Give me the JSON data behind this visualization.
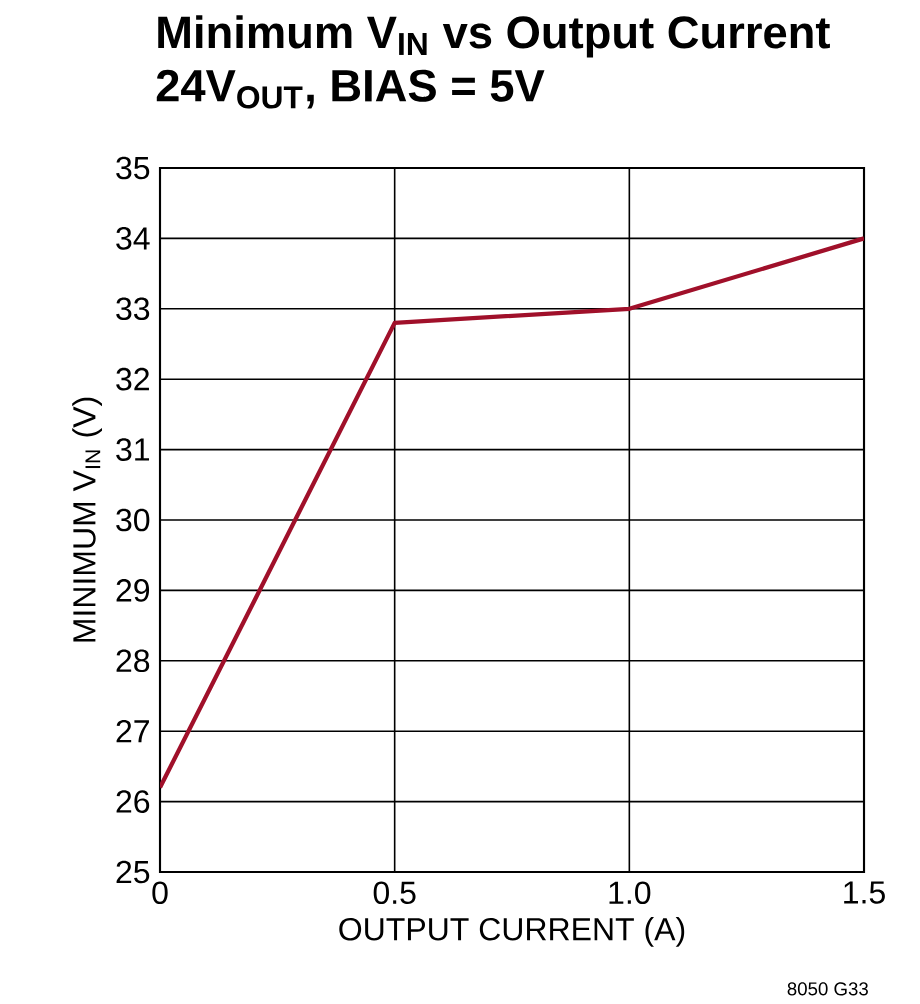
{
  "chart_data": {
    "type": "line",
    "title": "Minimum V$_{IN}$ vs Output Current",
    "subtitle": "24V$_{OUT}$, BIAS = 5V",
    "xlabel": "OUTPUT CURRENT (A)",
    "ylabel": "MINIMUM V$_{IN}$ (V)",
    "annotations": [
      "8050 G33"
    ],
    "x": [
      0,
      0.5,
      1.0,
      1.5
    ],
    "series": [
      {
        "color": "#a0102a",
        "values": [
          26.2,
          32.8,
          33.0,
          34.0
        ]
      }
    ],
    "xlim": [
      0,
      1.5
    ],
    "ylim": [
      25,
      35
    ],
    "xticks": [
      0,
      0.5,
      {
        "value": 1.0,
        "label": "1.0"
      },
      1.5
    ],
    "yticks": [
      25,
      26,
      27,
      28,
      29,
      30,
      31,
      32,
      33,
      34,
      35
    ],
    "grid": true,
    "marker": "none",
    "line_style": "solid"
  }
}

- - - - -

# Goal of the exercise
Copy each line in full and exactly, omitting any picture.

# Final answer
Give me the JSON data behind this visualization.
{
  "chart_data": {
    "type": "line",
    "title": "Minimum V$_{IN}$ vs Output Current",
    "subtitle": "24V$_{OUT}$, BIAS = 5V",
    "xlabel": "OUTPUT CURRENT (A)",
    "ylabel": "MINIMUM V$_{IN}$ (V)",
    "annotations": [
      "8050 G33"
    ],
    "x": [
      0,
      0.5,
      1.0,
      1.5
    ],
    "series": [
      {
        "color": "#a0102a",
        "values": [
          26.2,
          32.8,
          33.0,
          34.0
        ]
      }
    ],
    "xlim": [
      0,
      1.5
    ],
    "ylim": [
      25,
      35
    ],
    "xticks": [
      0,
      0.5,
      {
        "value": 1.0,
        "label": "1.0"
      },
      1.5
    ],
    "yticks": [
      25,
      26,
      27,
      28,
      29,
      30,
      31,
      32,
      33,
      34,
      35
    ],
    "grid": true,
    "marker": "none",
    "line_style": "solid"
  }
}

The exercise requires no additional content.